- WHAT TO WORK ON -
A single figure is the whole answer: the number of lines in the records that contain "borta".

*** Opening RECORDS SUPPLIED ***

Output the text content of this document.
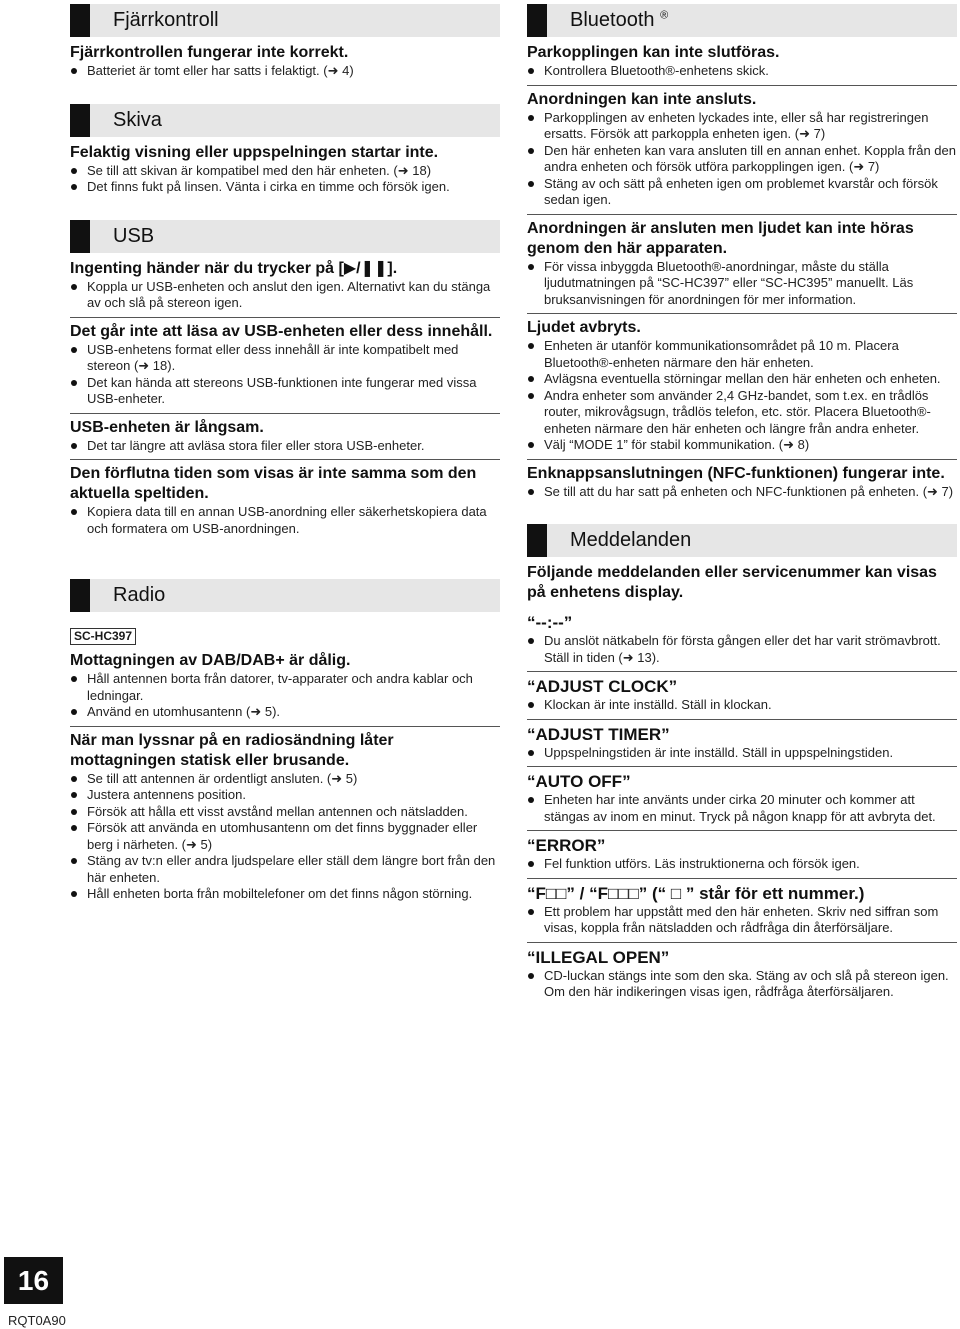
Fjärrkontroll

Fjärrkontrollen fungerar inte korrekt.

Batteriet är tomt eller har satts i felaktigt. (➜ 4)
Skiva

Felaktig visning eller uppspelningen startar inte.

Se till att skivan är kompatibel med den här enheten. (➜ 18)
Det finns fukt på linsen. Vänta i cirka en timme och försök igen.
USB

Ingenting händer när du trycker på [▶/❚❚].

Koppla ur USB-enheten och anslut den igen. Alternativt kan du stänga av och slå på stereon igen.

Det går inte att läsa av USB-enheten eller dess innehåll.

USB-enhetens format eller dess innehåll är inte kompatibelt med stereon (➜ 18).
Det kan hända att stereons USB-funktionen inte fungerar med vissa USB-enheter.

USB-enheten är långsam.

Det tar längre att avläsa stora filer eller stora USB-enheter.

Den förflutna tiden som visas är inte samma som den aktuella speltiden.

Kopiera data till en annan USB-anordning eller säkerhetskopiera data och formatera om USB-anordningen.
Radio
SC-HC397

Mottagningen av DAB/DAB+ är dålig.

Håll antennen borta från datorer, tv-apparater och andra kablar och ledningar.
Använd en utomhusantenn (➜ 5).

När man lyssnar på en radiosändning låter mottagningen statisk eller brusande.

Se till att antennen är ordentligt ansluten. (➜ 5)
Justera antennens position.
Försök att hålla ett visst avstånd mellan antennen och nätsladden.
Försök att använda en utomhusantenn om det finns byggnader eller berg i närheten. (➜ 5)
Stäng av tv:n eller andra ljudspelare eller ställ dem längre bort från den här enheten.
Håll enheten borta från mobiltelefoner om det finns någon störning.
Bluetooth ®

Parkopplingen kan inte slutföras.

Kontrollera Bluetooth®-enhetens skick.

Anordningen kan inte ansluts.

Parkopplingen av enheten lyckades inte, eller så har registreringen ersatts. Försök att parkoppla enheten igen. (➜ 7)
Den här enheten kan vara ansluten till en annan enhet. Koppla från den andra enheten och försök utföra parkopplingen igen. (➜ 7)
Stäng av och sätt på enheten igen om problemet kvarstår och försök sedan igen.

Anordningen är ansluten men ljudet kan inte höras genom den här apparaten.

För vissa inbyggda Bluetooth®-anordningar, måste du ställa ljudutmatningen på “SC-HC397” eller “SC-HC395” manuellt. Läs bruksanvisningen för anordningen för mer information.

Ljudet avbryts.

Enheten är utanför kommunikationsområdet på 10 m. Placera Bluetooth®-enheten närmare den här enheten.
Avlägsna eventuella störningar mellan den här enheten och enheten.
Andra enheter som använder 2,4 GHz-bandet, som t.ex. en trådlös router, mikrovågsugn, trådlös telefon, etc. stör. Placera Bluetooth®-enheten närmare den här enheten och längre från andra enheter.
Välj “MODE 1” för stabil kommunikation. (➜ 8)

Enknappsanslutningen (NFC-funktionen) fungerar inte.

Se till att du har satt på enheten och NFC-funktionen på enheten. (➜ 7)
Meddelanden

Följande meddelanden eller servicenummer kan visas på enhetens display.

“--:--”
Du anslöt nätkabeln för första gången eller det har varit strömavbrott. Ställ in tiden (➜ 13).
“ADJUST CLOCK”
Klockan är inte inställd. Ställ in klockan.
“ADJUST TIMER”
Uppspelningstiden är inte inställd. Ställ in uppspelningstiden.
“AUTO OFF”
Enheten har inte använts under cirka 20 minuter och kommer att stängas av inom en minut. Tryck på någon knapp för att avbryta det.
“ERROR”
Fel funktion utförs. Läs instruktionerna och försök igen.
“F□□” / “F□□□” (“ □ ” står för ett nummer.)
Ett problem har uppstått med den här enheten. Skriv ned siffran som visas, koppla från nätsladden och rådfråga din återförsäljare.
“ILLEGAL OPEN”
CD-luckan stängs inte som den ska. Stäng av och slå på stereon igen. Om den här indikeringen visas igen, rådfråga återförsäljaren.
16
RQT0A90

*** Closing RECORDS SUPPLIED ***

- THE COMPLETED TASK -
2